→ Task directions: Transcribe the records that follow exactly. Skip the pictures.

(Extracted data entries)
★ ★ ★ ★ ★

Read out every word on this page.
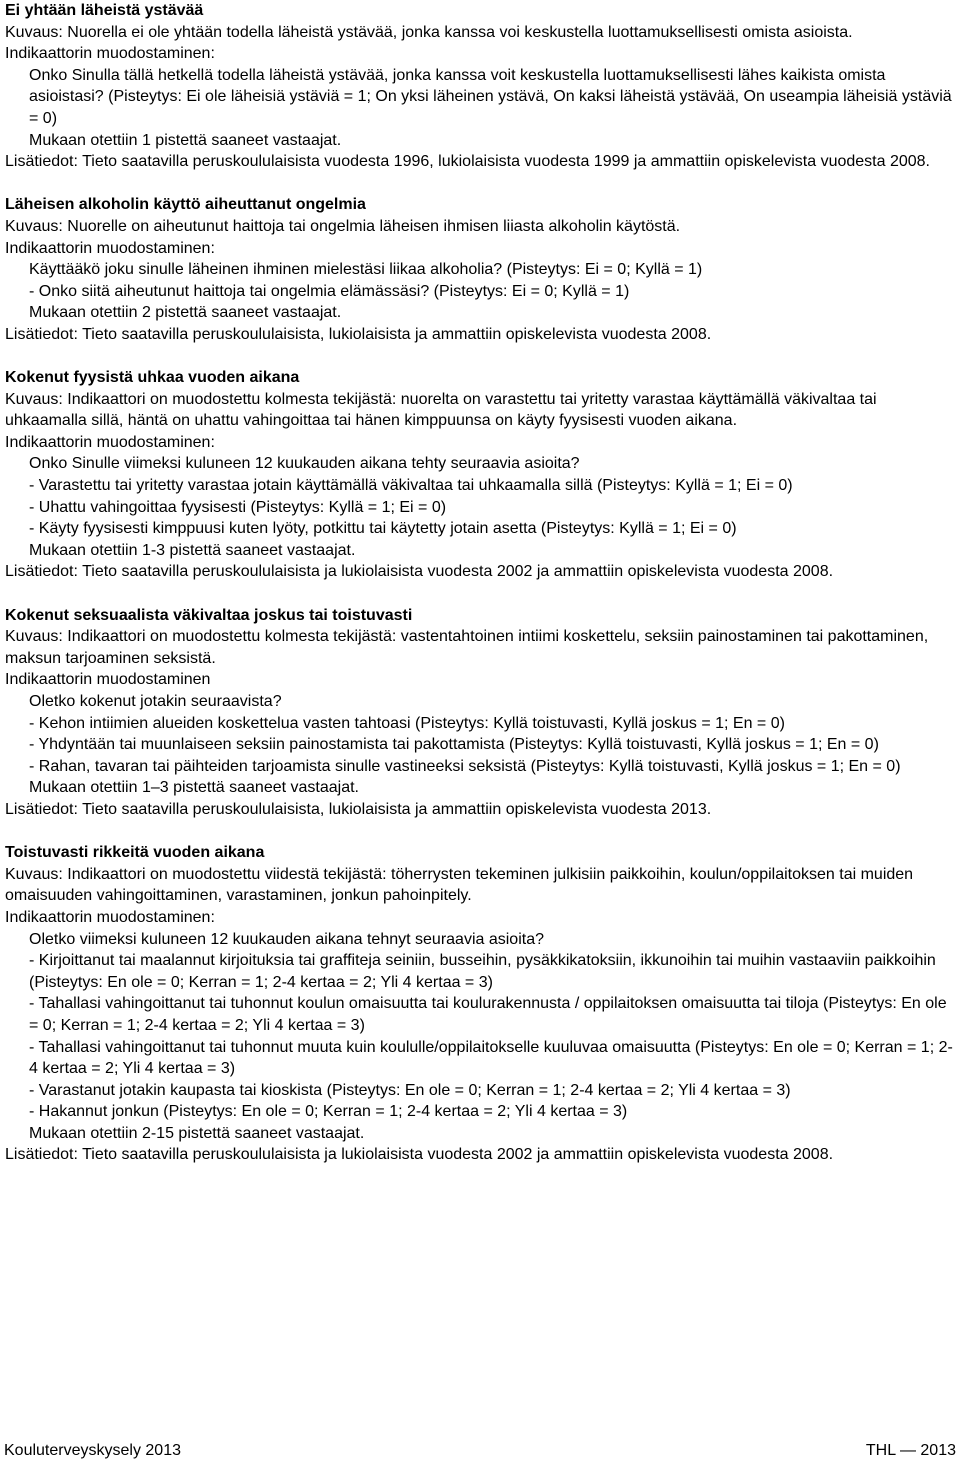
Ei yhtään läheistä ystävää
Kuvaus: Nuorella ei ole yhtään todella läheistä ystävää, jonka kanssa voi keskustella luottamuksellisesti omista asioista.
Indikaattorin muodostaminen:
Onko Sinulla tällä hetkellä todella läheistä ystävää, jonka kanssa voit keskustella luottamuksellisesti lähes kaikista omista asioistasi? (Pisteytys: Ei ole läheisiä ystäviä = 1; On yksi läheinen ystävä, On kaksi läheistä ystävää, On useampia läheisiä ystäviä = 0)
Mukaan otettiin 1 pistettä saaneet vastaajat.
Lisätiedot: Tieto saatavilla peruskoululaisista vuodesta 1996, lukiolaisista vuodesta 1999 ja ammattiin opiskelevista vuodesta 2008.
Läheisen alkoholin käyttö aiheuttanut ongelmia
Kuvaus: Nuorelle on aiheutunut haittoja tai ongelmia läheisen ihmisen liiasta alkoholin käytöstä.
Indikaattorin muodostaminen:
Käyttääkö joku sinulle läheinen ihminen mielestäsi liikaa alkoholia? (Pisteytys: Ei = 0; Kyllä = 1)
- Onko siitä aiheutunut haittoja tai ongelmia elämässäsi? (Pisteytys: Ei = 0; Kyllä = 1)
Mukaan otettiin 2 pistettä saaneet vastaajat.
Lisätiedot: Tieto saatavilla peruskoululaisista, lukiolaisista ja ammattiin opiskelevista vuodesta 2008.
Kokenut fyysistä uhkaa vuoden aikana
Kuvaus: Indikaattori on muodostettu kolmesta tekijästä: nuorelta on varastettu tai yritetty varastaa käyttämällä väkivaltaa tai uhkaamalla sillä, häntä on uhattu vahingoittaa tai hänen kimppuunsa on käyty fyysisesti vuoden aikana.
Indikaattorin muodostaminen:
Onko Sinulle viimeksi kuluneen 12 kuukauden aikana tehty seuraavia asioita?
- Varastettu tai yritetty varastaa jotain käyttämällä väkivaltaa tai uhkaamalla sillä (Pisteytys: Kyllä = 1; Ei = 0)
- Uhattu vahingoittaa fyysisesti (Pisteytys: Kyllä = 1; Ei = 0)
- Käyty fyysisesti kimppuusi kuten lyöty, potkittu tai käytetty jotain asetta (Pisteytys: Kyllä = 1; Ei = 0)
Mukaan otettiin 1-3 pistettä saaneet vastaajat.
Lisätiedot: Tieto saatavilla peruskoululaisista ja lukiolaisista vuodesta 2002 ja ammattiin opiskelevista vuodesta 2008.
Kokenut seksuaalista väkivaltaa joskus tai toistuvasti
Kuvaus: Indikaattori on muodostettu kolmesta tekijästä: vastentahtoinen intiimi koskettelu, seksiin painostaminen tai pakottaminen, maksun tarjoaminen seksistä.
Indikaattorin muodostaminen
Oletko kokenut jotakin seuraavista?
- Kehon intiimien alueiden koskettelua vasten tahtoasi (Pisteytys: Kyllä toistuvasti, Kyllä joskus = 1; En = 0)
- Yhdyntään tai muunlaiseen seksiin painostamista tai pakottamista (Pisteytys: Kyllä toistuvasti, Kyllä joskus = 1; En = 0)
- Rahan, tavaran tai päihteiden tarjoamista sinulle vastineeksi seksistä (Pisteytys: Kyllä toistuvasti, Kyllä joskus = 1; En = 0)
Mukaan otettiin 1–3 pistettä saaneet vastaajat.
Lisätiedot: Tieto saatavilla peruskoululaisista, lukiolaisista ja ammattiin opiskelevista vuodesta 2013.
Toistuvasti rikkeitä vuoden aikana
Kuvaus: Indikaattori on muodostettu viidestä tekijästä: töherrysten tekeminen julkisiin paikkoihin, koulun/oppilaitoksen tai muiden omaisuuden vahingoittaminen, varastaminen, jonkun pahoinpitely.
Indikaattorin muodostaminen:
Oletko viimeksi kuluneen 12 kuukauden aikana tehnyt seuraavia asioita?
- Kirjoittanut tai maalannut kirjoituksia tai graffiteja seiniin, busseihin, pysäkkikatoksiin, ikkunoihin tai muihin vastaaviin paikkoihin (Pisteytys: En ole = 0; Kerran = 1; 2-4 kertaa = 2; Yli 4 kertaa = 3)
- Tahallasi vahingoittanut tai tuhonnut koulun omaisuutta tai koulurakennusta / oppilaitoksen omaisuutta tai tiloja (Pisteytys: En ole = 0; Kerran = 1; 2-4 kertaa = 2; Yli 4 kertaa = 3)
- Tahallasi vahingoittanut tai tuhonnut muuta kuin koululle/oppilaitokselle kuuluvaa omaisuutta (Pisteytys: En ole = 0; Kerran = 1; 2-4 kertaa = 2; Yli 4 kertaa = 3)
- Varastanut jotakin kaupasta tai kioskista (Pisteytys: En ole = 0; Kerran = 1; 2-4 kertaa = 2; Yli 4 kertaa = 3)
- Hakannut jonkun (Pisteytys: En ole = 0; Kerran = 1; 2-4 kertaa = 2; Yli 4 kertaa = 3)
Mukaan otettiin 2-15 pistettä saaneet vastaajat.
Lisätiedot: Tieto saatavilla peruskoululaisista ja lukiolaisista vuodesta 2002 ja ammattiin opiskelevista vuodesta 2008.
Kouluterveyskysely 2013	THL — 2013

★ ★ ★ ★ ★

→ Full solution:
Read out every word on this page.
Ei yhtään läheistä ystävää
Kuvaus: Nuorella ei ole yhtään todella läheistä ystävää, jonka kanssa voi keskustella luottamuksellisesti omista asioista.
Indikaattorin muodostaminen:
Onko Sinulla tällä hetkellä todella läheistä ystävää, jonka kanssa voit keskustella luottamuksellisesti lähes kaikista omista asioistasi? (Pisteytys: Ei ole läheisiä ystäviä = 1; On yksi läheinen ystävä, On kaksi läheistä ystävää, On useampia läheisiä ystäviä = 0)
Mukaan otettiin 1 pistettä saaneet vastaajat.
Lisätiedot: Tieto saatavilla peruskoululaisista vuodesta 1996, lukiolaisista vuodesta 1999 ja ammattiin opiskelevista vuodesta 2008.
Läheisen alkoholin käyttö aiheuttanut ongelmia
Kuvaus: Nuorelle on aiheutunut haittoja tai ongelmia läheisen ihmisen liiasta alkoholin käytöstä.
Indikaattorin muodostaminen:
Käyttääkö joku sinulle läheinen ihminen mielestäsi liikaa alkoholia? (Pisteytys: Ei = 0; Kyllä = 1)
- Onko siitä aiheutunut haittoja tai ongelmia elämässäsi? (Pisteytys: Ei = 0; Kyllä = 1)
Mukaan otettiin 2 pistettä saaneet vastaajat.
Lisätiedot: Tieto saatavilla peruskoululaisista, lukiolaisista ja ammattiin opiskelevista vuodesta 2008.
Kokenut fyysistä uhkaa vuoden aikana
Kuvaus: Indikaattori on muodostettu kolmesta tekijästä: nuorelta on varastettu tai yritetty varastaa käyttämällä väkivaltaa tai uhkaamalla sillä, häntä on uhattu vahingoittaa tai hänen kimppuunsa on käyty fyysisesti vuoden aikana.
Indikaattorin muodostaminen:
Onko Sinulle viimeksi kuluneen 12 kuukauden aikana tehty seuraavia asioita?
- Varastettu tai yritetty varastaa jotain käyttämällä väkivaltaa tai uhkaamalla sillä (Pisteytys: Kyllä = 1; Ei = 0)
- Uhattu vahingoittaa fyysisesti (Pisteytys: Kyllä = 1; Ei = 0)
- Käyty fyysisesti kimppuusi kuten lyöty, potkittu tai käytetty jotain asetta (Pisteytys: Kyllä = 1; Ei = 0)
Mukaan otettiin 1-3 pistettä saaneet vastaajat.
Lisätiedot: Tieto saatavilla peruskoululaisista ja lukiolaisista vuodesta 2002 ja ammattiin opiskelevista vuodesta 2008.
Kokenut seksuaalista väkivaltaa joskus tai toistuvasti
Kuvaus: Indikaattori on muodostettu kolmesta tekijästä: vastentahtoinen intiimi koskettelu, seksiin painostaminen tai pakottaminen, maksun tarjoaminen seksistä.
Indikaattorin muodostaminen
Oletko kokenut jotakin seuraavista?
- Kehon intiimien alueiden koskettelua vasten tahtoasi (Pisteytys: Kyllä toistuvasti, Kyllä joskus = 1; En = 0)
- Yhdyntään tai muunlaiseen seksiin painostamista tai pakottamista (Pisteytys: Kyllä toistuvasti, Kyllä joskus = 1; En = 0)
- Rahan, tavaran tai päihteiden tarjoamista sinulle vastineeksi seksistä (Pisteytys: Kyllä toistuvasti, Kyllä joskus = 1; En = 0)
Mukaan otettiin 1–3 pistettä saaneet vastaajat.
Lisätiedot: Tieto saatavilla peruskoululaisista, lukiolaisista ja ammattiin opiskelevista vuodesta 2013.
Toistuvasti rikkeitä vuoden aikana
Kuvaus: Indikaattori on muodostettu viidestä tekijästä: töherrysten tekeminen julkisiin paikkoihin, koulun/oppilaitoksen tai muiden omaisuuden vahingoittaminen, varastaminen, jonkun pahoinpitely.
Indikaattorin muodostaminen:
Oletko viimeksi kuluneen 12 kuukauden aikana tehnyt seuraavia asioita?
- Kirjoittanut tai maalannut kirjoituksia tai graffiteja seiniin, busseihin, pysäkkikatoksiin, ikkunoihin tai muihin vastaaviin paikkoihin (Pisteytys: En ole = 0; Kerran = 1; 2-4 kertaa = 2; Yli 4 kertaa = 3)
- Tahallasi vahingoittanut tai tuhonnut koulun omaisuutta tai koulurakennusta / oppilaitoksen omaisuutta tai tiloja (Pisteytys: En ole = 0; Kerran = 1; 2-4 kertaa = 2; Yli 4 kertaa = 3)
- Tahallasi vahingoittanut tai tuhonnut muuta kuin koululle/oppilaitokselle kuuluvaa omaisuutta (Pisteytys: En ole = 0; Kerran = 1; 2-4 kertaa = 2; Yli 4 kertaa = 3)
- Varastanut jotakin kaupasta tai kioskista (Pisteytys: En ole = 0; Kerran = 1; 2-4 kertaa = 2; Yli 4 kertaa = 3)
- Hakannut jonkun (Pisteytys: En ole = 0; Kerran = 1; 2-4 kertaa = 2; Yli 4 kertaa = 3)
Mukaan otettiin 2-15 pistettä saaneet vastaajat.
Lisätiedot: Tieto saatavilla peruskoululaisista ja lukiolaisista vuodesta 2002 ja ammattiin opiskelevista vuodesta 2008.
Kouluterveyskysely 2013	THL — 2013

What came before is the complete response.